-- Problem requirements --
Type out all the records word for word. Any pictures are to be left out.

-- Extracted material --
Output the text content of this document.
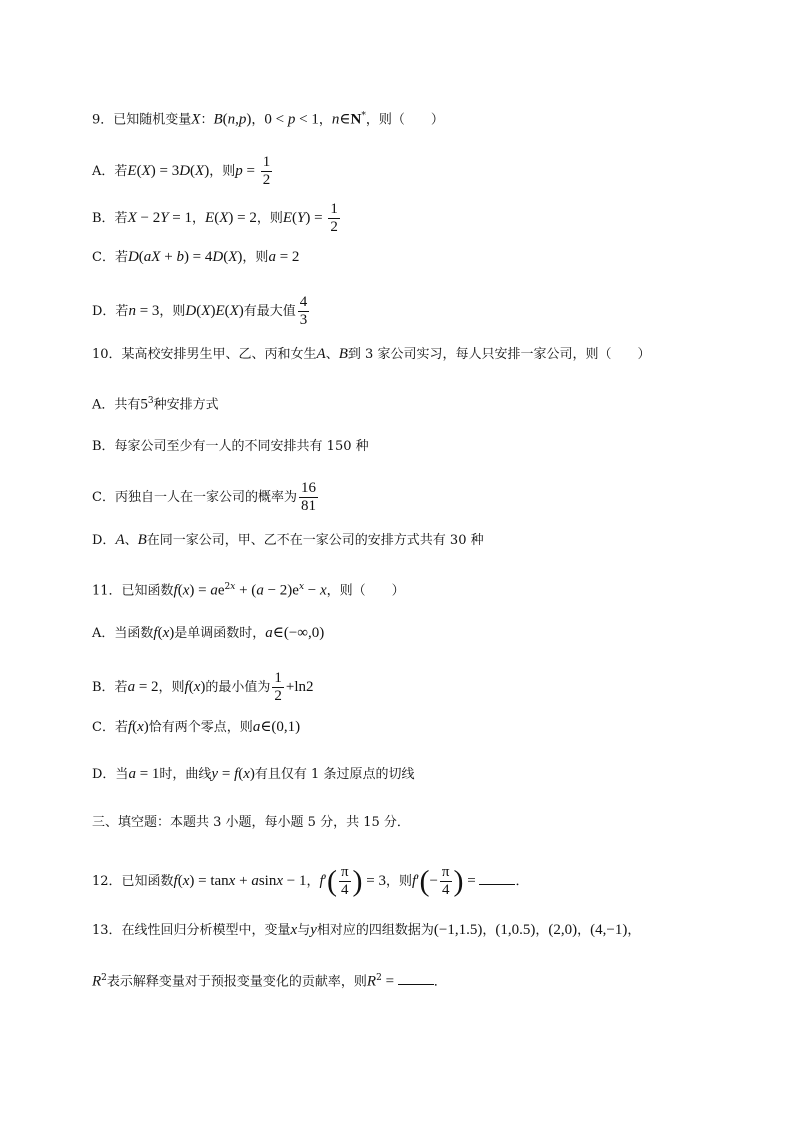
9．已知随机变量X：B(n,p)，0 < p < 1，n∈N*，则（　　）
A．若E(X) = 3D(X)，则$p = \frac{1}{2}$
B．若X − 2Y = 1，E(X) = 2，则$E(Y) = \frac{1}{2}$
C．若D(aX + b) = 4D(X)，则a = 2
D．若n = 3，则D(X)E(X)有最大值 $\frac{4}{3}$
10．某高校安排男生甲、乙、丙和女生A、B到 3 家公司实习，每人只安排一家公司，则（　　）
A．共有$5^3$种安排方式
B．每家公司至少有一人的不同安排共有 150 种
C．丙独自一人在一家公司的概率为 $\frac{16}{81}$
D．A、B在同一家公司，甲、乙不在一家公司的安排方式共有 30 种
11．已知函数$f(x) = ae^{2x} + (a - 2)e^x - x$，则（　　）
A．当函数f(x)是单调函数时，a∈(−∞,0)
B．若a = 2，则f(x)的最小值为 $\frac{1}{2} +\ln 2$
C．若f(x)恰有两个零点，则a∈(0,1)
D．当a = 1时，曲线y = f(x)有且仅有 1 条过原点的切线
三、填空题：本题共 3 小题，每小题 5 分，共 15 分．
12．已知函数f(x) = tanx + asinx − 1，$f'( \frac{\pi}{4}$ ) = 3，则$f'(- \frac{\pi}{4}$ ) =	．
13．在线性回归分析模型中，变量x与y相对应的四组数据为(−1,1.5)，(1,0.5)，(2,0)，(4,−1)，
$R^2$表示解释变量对于预报变量变化的贡献率，则$R^2$ =	．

-- Task response --
Output the text content of this document.
9．已知随机变量X：B(n,p)，0 < p < 1，n∈N*，则（　　）
A．若E(X) = 3D(X)，则$p = \frac{1}{2}$
B．若X − 2Y = 1，E(X) = 2，则$E(Y) = \frac{1}{2}$
C．若D(aX + b) = 4D(X)，则a = 2
D．若n = 3，则D(X)E(X)有最大值 $\frac{4}{3}$
10．某高校安排男生甲、乙、丙和女生A、B到 3 家公司实习，每人只安排一家公司，则（　　）
A．共有$5^3$种安排方式
B．每家公司至少有一人的不同安排共有 150 种
C．丙独自一人在一家公司的概率为 $\frac{16}{81}$
D．A、B在同一家公司，甲、乙不在一家公司的安排方式共有 30 种
11．已知函数$f(x) = ae^{2x} + (a - 2)e^x - x$，则（　　）
A．当函数f(x)是单调函数时，a∈(−∞,0)
B．若a = 2，则f(x)的最小值为 $\frac{1}{2} +\ln 2$
C．若f(x)恰有两个零点，则a∈(0,1)
D．当a = 1时，曲线y = f(x)有且仅有 1 条过原点的切线
三、填空题：本题共 3 小题，每小题 5 分，共 15 分．
12．已知函数f(x) = tanx + asinx − 1，$f'( \frac{\pi}{4}$ ) = 3，则$f'(- \frac{\pi}{4}$ ) =	．
13．在线性回归分析模型中，变量x与y相对应的四组数据为(−1,1.5)，(1,0.5)，(2,0)，(4,−1)，
$R^2$表示解释变量对于预报变量变化的贡献率，则$R^2$ =	．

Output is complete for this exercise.